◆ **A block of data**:

** BEGIN **

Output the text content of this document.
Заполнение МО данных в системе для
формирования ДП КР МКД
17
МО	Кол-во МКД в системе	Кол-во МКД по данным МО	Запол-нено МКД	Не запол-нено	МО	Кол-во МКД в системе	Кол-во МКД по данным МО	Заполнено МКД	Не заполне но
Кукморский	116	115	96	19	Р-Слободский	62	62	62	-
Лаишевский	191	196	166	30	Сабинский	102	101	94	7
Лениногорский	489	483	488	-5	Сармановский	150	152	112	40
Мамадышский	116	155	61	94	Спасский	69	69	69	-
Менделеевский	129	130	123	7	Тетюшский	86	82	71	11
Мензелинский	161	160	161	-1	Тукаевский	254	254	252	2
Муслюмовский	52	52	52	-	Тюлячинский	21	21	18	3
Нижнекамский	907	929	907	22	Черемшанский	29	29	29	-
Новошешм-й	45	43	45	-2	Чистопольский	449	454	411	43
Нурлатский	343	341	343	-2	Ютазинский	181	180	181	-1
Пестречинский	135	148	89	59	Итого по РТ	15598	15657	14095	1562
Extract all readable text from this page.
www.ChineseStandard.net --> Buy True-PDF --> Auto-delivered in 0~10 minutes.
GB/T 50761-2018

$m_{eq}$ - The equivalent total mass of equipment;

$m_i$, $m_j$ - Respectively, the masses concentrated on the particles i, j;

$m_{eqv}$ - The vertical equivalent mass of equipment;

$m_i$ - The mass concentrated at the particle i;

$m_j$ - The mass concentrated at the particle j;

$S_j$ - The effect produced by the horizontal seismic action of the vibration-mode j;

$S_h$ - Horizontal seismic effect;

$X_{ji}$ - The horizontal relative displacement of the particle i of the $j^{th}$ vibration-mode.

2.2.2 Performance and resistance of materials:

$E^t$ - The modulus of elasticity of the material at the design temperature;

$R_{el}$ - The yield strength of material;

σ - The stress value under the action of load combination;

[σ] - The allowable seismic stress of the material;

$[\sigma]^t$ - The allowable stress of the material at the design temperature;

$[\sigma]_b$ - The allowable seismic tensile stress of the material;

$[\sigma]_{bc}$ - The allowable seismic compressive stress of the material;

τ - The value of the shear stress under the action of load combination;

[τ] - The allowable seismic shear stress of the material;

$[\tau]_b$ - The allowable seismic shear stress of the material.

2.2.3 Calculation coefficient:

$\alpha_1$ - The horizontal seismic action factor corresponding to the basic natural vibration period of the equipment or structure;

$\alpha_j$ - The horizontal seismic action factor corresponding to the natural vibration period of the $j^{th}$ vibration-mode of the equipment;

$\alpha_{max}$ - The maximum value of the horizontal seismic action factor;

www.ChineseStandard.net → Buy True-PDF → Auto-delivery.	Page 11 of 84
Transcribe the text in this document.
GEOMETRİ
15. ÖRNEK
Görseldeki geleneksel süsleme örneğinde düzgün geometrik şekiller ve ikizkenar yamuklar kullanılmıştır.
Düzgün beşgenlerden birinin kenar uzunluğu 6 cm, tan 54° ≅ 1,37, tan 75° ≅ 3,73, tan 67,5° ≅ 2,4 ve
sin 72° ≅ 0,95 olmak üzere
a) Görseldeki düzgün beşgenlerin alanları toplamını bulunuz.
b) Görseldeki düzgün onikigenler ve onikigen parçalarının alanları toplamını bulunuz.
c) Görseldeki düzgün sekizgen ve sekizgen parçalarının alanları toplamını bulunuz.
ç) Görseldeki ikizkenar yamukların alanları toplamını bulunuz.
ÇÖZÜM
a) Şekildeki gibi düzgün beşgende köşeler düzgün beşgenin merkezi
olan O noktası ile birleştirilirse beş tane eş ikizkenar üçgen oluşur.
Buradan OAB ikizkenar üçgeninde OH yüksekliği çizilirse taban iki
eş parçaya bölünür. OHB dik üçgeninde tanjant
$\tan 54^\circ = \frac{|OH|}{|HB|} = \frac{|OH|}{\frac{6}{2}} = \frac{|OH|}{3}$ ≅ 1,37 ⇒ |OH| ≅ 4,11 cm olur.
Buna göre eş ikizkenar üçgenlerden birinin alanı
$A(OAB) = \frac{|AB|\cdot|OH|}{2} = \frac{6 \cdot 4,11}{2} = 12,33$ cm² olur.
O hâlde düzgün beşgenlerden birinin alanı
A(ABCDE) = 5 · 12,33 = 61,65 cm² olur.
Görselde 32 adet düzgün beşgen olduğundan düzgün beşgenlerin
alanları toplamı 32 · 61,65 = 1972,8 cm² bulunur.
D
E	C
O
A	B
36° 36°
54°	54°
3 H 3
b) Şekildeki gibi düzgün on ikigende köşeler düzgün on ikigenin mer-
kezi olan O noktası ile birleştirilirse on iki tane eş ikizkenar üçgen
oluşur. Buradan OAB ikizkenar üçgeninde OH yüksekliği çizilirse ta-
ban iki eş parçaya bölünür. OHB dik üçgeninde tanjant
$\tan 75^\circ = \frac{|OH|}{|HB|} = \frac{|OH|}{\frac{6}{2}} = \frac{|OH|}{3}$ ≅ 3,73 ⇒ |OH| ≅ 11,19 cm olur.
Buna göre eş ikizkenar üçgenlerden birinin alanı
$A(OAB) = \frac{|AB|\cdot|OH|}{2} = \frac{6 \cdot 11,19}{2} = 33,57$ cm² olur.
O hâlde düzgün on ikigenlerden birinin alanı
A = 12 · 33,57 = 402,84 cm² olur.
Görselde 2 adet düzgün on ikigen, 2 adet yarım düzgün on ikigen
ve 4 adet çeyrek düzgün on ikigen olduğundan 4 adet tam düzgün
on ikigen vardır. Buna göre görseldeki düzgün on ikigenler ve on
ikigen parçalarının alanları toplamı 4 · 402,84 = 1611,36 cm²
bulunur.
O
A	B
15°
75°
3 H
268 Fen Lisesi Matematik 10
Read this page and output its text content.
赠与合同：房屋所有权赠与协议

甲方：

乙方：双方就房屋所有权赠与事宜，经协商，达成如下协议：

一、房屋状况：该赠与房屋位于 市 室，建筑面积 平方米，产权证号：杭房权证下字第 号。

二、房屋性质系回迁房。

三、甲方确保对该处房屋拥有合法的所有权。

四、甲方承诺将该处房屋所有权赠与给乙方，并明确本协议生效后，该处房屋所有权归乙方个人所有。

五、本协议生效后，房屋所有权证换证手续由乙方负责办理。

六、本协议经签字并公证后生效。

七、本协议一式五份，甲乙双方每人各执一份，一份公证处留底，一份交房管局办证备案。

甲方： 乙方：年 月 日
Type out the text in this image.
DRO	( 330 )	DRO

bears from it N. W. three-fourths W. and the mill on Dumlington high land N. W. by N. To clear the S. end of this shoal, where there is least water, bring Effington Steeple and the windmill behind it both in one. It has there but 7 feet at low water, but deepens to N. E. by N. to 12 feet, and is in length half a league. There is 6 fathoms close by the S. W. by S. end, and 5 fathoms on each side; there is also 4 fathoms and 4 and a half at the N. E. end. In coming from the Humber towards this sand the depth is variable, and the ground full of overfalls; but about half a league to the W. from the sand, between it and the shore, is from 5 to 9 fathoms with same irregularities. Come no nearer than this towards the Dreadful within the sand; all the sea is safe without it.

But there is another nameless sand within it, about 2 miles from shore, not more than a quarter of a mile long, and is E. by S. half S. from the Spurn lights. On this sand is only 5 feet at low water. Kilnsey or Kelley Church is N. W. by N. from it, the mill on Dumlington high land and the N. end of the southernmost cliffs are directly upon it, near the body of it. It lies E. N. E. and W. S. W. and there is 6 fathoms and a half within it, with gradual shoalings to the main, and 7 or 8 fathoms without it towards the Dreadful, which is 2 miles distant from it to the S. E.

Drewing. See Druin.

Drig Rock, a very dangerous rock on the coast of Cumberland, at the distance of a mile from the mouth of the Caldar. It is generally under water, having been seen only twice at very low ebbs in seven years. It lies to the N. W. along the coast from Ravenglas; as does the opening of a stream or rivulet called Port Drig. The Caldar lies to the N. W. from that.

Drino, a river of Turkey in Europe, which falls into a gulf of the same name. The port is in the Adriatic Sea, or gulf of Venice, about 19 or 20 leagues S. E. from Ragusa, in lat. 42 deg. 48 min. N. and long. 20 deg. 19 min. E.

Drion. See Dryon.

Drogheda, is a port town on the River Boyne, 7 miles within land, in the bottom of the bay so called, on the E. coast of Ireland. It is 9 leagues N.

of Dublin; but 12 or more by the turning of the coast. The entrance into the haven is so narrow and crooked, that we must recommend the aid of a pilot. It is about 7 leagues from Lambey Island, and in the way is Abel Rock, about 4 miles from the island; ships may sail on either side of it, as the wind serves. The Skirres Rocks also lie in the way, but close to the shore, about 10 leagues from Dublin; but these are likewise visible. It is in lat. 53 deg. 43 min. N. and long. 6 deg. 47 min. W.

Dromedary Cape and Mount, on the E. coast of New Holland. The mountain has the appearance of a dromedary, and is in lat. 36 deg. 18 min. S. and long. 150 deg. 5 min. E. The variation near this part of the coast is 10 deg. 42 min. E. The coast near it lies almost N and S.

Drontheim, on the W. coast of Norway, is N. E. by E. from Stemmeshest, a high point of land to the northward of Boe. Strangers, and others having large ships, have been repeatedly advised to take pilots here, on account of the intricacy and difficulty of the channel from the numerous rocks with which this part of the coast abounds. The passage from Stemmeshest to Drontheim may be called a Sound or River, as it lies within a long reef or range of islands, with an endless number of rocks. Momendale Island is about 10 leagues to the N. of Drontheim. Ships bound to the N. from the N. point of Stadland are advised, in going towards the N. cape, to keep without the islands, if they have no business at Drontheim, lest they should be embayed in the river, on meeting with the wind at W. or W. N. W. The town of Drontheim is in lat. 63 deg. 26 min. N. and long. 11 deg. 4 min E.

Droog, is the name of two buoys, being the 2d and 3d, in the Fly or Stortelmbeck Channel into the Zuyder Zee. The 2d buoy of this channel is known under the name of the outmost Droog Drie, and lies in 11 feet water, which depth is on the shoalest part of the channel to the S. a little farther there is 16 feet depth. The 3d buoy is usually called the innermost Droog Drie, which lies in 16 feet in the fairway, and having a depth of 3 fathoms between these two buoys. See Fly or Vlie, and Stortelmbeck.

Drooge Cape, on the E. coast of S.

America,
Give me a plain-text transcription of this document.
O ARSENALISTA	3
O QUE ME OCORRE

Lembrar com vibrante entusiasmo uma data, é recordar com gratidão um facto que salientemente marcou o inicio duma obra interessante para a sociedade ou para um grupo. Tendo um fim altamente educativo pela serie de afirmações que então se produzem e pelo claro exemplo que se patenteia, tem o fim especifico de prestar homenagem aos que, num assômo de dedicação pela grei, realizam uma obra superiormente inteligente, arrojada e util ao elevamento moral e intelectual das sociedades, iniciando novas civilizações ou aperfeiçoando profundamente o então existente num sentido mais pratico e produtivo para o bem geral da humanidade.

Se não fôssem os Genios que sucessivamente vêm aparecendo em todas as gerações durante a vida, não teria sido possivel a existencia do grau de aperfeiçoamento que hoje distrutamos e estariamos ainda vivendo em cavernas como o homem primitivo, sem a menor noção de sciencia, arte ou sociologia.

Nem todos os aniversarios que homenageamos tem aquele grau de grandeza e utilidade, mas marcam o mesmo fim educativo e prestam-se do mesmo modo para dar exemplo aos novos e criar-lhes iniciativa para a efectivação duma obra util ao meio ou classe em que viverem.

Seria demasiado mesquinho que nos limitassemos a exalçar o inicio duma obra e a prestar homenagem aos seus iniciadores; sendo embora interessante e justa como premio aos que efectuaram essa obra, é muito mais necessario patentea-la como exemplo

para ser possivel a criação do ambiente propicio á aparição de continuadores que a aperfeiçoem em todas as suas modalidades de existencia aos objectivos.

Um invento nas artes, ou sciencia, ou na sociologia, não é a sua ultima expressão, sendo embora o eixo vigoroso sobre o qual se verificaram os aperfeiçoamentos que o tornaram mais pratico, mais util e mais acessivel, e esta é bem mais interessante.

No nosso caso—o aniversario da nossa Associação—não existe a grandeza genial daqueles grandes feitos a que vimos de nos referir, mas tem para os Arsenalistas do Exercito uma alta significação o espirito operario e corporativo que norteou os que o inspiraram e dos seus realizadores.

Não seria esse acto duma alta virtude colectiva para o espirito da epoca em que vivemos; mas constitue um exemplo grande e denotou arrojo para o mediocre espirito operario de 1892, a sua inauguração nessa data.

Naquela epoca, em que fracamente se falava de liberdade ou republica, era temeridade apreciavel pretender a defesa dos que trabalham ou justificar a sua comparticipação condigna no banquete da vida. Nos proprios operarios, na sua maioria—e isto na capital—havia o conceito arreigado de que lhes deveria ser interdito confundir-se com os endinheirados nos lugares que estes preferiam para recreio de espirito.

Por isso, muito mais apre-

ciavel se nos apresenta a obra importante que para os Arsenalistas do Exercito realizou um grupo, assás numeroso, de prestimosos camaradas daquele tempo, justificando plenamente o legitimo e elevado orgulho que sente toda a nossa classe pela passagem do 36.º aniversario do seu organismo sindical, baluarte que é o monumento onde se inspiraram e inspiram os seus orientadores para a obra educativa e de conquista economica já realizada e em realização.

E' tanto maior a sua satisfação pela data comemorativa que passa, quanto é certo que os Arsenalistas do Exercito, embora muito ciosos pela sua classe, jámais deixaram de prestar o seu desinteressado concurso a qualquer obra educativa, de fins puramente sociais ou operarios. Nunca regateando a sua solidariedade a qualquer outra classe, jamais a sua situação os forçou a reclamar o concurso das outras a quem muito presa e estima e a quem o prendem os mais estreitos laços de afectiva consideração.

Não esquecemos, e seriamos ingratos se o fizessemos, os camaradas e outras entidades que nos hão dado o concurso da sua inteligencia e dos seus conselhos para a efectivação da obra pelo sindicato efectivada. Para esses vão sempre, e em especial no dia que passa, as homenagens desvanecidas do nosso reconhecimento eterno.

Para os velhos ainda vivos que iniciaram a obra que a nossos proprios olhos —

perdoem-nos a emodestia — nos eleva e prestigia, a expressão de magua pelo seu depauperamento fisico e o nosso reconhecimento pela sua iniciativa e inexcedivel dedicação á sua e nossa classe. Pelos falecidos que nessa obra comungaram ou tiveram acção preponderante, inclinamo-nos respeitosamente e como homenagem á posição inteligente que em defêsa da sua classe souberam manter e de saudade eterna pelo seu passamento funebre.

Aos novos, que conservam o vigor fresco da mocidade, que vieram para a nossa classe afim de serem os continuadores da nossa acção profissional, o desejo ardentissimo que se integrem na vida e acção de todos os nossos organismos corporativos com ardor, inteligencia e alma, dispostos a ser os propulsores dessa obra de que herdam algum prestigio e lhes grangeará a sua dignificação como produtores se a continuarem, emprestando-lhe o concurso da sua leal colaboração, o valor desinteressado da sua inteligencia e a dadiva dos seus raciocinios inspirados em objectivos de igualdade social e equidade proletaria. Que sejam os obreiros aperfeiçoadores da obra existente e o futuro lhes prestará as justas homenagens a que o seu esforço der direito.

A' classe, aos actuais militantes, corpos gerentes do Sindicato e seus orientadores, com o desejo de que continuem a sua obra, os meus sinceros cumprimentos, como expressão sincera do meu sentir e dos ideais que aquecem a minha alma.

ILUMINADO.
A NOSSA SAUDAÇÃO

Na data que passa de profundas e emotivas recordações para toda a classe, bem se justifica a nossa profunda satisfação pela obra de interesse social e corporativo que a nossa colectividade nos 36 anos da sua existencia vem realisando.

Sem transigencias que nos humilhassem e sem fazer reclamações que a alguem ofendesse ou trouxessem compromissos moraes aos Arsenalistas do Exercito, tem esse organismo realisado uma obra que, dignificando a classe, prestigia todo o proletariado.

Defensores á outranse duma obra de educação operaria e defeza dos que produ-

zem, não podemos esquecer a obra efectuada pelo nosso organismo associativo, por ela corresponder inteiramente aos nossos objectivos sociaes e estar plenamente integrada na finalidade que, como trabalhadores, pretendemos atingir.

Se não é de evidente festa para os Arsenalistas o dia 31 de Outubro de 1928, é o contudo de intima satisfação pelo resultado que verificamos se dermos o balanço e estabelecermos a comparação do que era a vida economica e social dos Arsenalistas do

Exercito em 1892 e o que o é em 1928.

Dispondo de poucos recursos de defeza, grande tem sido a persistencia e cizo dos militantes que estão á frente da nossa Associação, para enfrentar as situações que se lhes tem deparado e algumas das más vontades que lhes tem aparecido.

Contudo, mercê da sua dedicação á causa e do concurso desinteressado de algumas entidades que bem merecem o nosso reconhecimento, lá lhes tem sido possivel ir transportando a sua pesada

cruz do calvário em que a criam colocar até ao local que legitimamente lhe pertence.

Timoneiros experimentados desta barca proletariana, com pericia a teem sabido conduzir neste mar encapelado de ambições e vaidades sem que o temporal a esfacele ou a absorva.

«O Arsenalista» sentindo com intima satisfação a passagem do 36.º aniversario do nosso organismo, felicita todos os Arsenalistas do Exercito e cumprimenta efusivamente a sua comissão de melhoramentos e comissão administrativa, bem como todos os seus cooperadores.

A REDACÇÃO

** END **

◆ **Your goal**:
Check the data for the word "adet" and pull out the lines that have it.

◆ **Exercise answer**:
Görselde 32 adet düzgün beşgen olduğundan düzgün beşgenlerin
Görselde 2 adet düzgün on ikigen, 2 adet yarım düzgün on ikigen
ve 4 adet çeyrek düzgün on ikigen olduğundan 4 adet tam düzgün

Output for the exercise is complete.